■ **Exercise**:
Each entry below is to be given again word for word, with no pictures.

■ **Provided material**:
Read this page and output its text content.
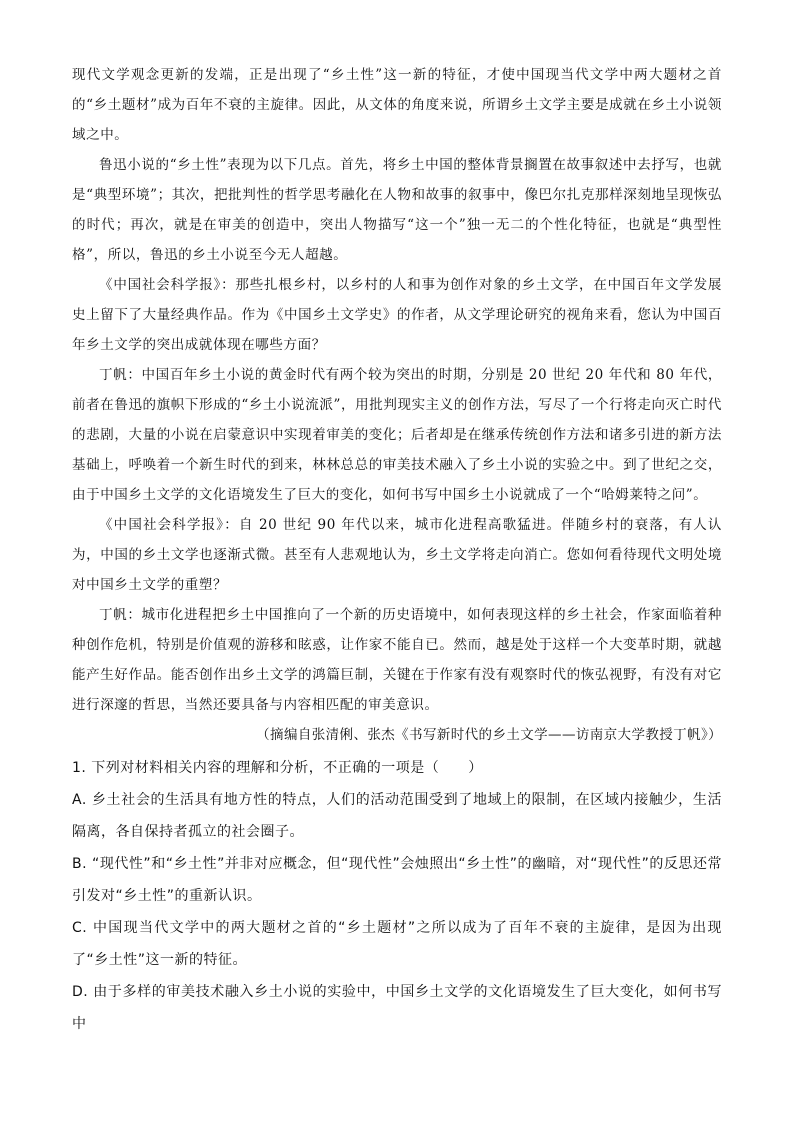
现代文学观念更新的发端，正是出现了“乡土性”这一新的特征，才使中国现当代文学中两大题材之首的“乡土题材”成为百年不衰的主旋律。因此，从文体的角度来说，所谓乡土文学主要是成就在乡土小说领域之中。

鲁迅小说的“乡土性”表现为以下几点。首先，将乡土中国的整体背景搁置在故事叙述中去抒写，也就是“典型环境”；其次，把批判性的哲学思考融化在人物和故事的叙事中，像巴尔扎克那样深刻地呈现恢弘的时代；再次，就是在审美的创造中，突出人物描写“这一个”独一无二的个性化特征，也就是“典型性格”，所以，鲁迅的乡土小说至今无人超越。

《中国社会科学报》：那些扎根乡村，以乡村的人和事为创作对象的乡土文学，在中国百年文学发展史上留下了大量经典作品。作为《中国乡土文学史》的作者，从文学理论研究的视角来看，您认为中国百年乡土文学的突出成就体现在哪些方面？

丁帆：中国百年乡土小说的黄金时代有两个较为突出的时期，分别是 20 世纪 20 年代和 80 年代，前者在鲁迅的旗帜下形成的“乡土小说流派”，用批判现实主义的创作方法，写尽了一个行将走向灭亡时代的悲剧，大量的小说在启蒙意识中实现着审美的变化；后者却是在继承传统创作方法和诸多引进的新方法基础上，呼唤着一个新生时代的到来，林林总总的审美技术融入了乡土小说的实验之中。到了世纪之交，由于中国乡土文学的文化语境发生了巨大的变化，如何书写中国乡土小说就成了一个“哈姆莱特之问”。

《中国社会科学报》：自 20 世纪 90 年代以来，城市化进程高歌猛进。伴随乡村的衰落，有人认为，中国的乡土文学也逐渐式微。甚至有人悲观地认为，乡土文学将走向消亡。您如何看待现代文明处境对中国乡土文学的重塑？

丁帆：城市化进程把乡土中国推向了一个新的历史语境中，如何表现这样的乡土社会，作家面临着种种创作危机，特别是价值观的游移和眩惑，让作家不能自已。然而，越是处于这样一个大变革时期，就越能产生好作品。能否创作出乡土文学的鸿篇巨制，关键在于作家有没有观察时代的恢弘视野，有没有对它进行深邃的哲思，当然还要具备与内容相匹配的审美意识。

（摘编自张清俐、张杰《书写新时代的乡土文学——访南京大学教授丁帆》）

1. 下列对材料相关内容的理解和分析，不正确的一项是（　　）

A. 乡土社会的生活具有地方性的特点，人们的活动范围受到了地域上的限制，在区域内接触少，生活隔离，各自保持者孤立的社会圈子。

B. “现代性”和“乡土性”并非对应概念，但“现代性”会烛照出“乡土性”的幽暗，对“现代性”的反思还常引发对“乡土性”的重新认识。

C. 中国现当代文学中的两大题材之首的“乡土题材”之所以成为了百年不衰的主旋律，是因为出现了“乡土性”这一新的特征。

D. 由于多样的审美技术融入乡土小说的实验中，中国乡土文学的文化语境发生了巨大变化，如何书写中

■ **Written solution**:
Read this page and output its text content.
现代文学观念更新的发端，正是出现了“乡土性”这一新的特征，才使中国现当代文学中两大题材之首的“乡土题材”成为百年不衰的主旋律。因此，从文体的角度来说，所谓乡土文学主要是成就在乡土小说领域之中。

鲁迅小说的“乡土性”表现为以下几点。首先，将乡土中国的整体背景搁置在故事叙述中去抒写，也就是“典型环境”；其次，把批判性的哲学思考融化在人物和故事的叙事中，像巴尔扎克那样深刻地呈现恢弘的时代；再次，就是在审美的创造中，突出人物描写“这一个”独一无二的个性化特征，也就是“典型性格”，所以，鲁迅的乡土小说至今无人超越。

《中国社会科学报》：那些扎根乡村，以乡村的人和事为创作对象的乡土文学，在中国百年文学发展史上留下了大量经典作品。作为《中国乡土文学史》的作者，从文学理论研究的视角来看，您认为中国百年乡土文学的突出成就体现在哪些方面？

丁帆：中国百年乡土小说的黄金时代有两个较为突出的时期，分别是 20 世纪 20 年代和 80 年代，前者在鲁迅的旗帜下形成的“乡土小说流派”，用批判现实主义的创作方法，写尽了一个行将走向灭亡时代的悲剧，大量的小说在启蒙意识中实现着审美的变化；后者却是在继承传统创作方法和诸多引进的新方法基础上，呼唤着一个新生时代的到来，林林总总的审美技术融入了乡土小说的实验之中。到了世纪之交，由于中国乡土文学的文化语境发生了巨大的变化，如何书写中国乡土小说就成了一个“哈姆莱特之问”。

《中国社会科学报》：自 20 世纪 90 年代以来，城市化进程高歌猛进。伴随乡村的衰落，有人认为，中国的乡土文学也逐渐式微。甚至有人悲观地认为，乡土文学将走向消亡。您如何看待现代文明处境对中国乡土文学的重塑？

丁帆：城市化进程把乡土中国推向了一个新的历史语境中，如何表现这样的乡土社会，作家面临着种种创作危机，特别是价值观的游移和眩惑，让作家不能自已。然而，越是处于这样一个大变革时期，就越能产生好作品。能否创作出乡土文学的鸿篇巨制，关键在于作家有没有观察时代的恢弘视野，有没有对它进行深邃的哲思，当然还要具备与内容相匹配的审美意识。

（摘编自张清俐、张杰《书写新时代的乡土文学——访南京大学教授丁帆》）

1. 下列对材料相关内容的理解和分析，不正确的一项是（　　）

A. 乡土社会的生活具有地方性的特点，人们的活动范围受到了地域上的限制，在区域内接触少，生活隔离，各自保持者孤立的社会圈子。

B. “现代性”和“乡土性”并非对应概念，但“现代性”会烛照出“乡土性”的幽暗，对“现代性”的反思还常引发对“乡土性”的重新认识。

C. 中国现当代文学中的两大题材之首的“乡土题材”之所以成为了百年不衰的主旋律，是因为出现了“乡土性”这一新的特征。

D. 由于多样的审美技术融入乡土小说的实验中，中国乡土文学的文化语境发生了巨大变化，如何书写中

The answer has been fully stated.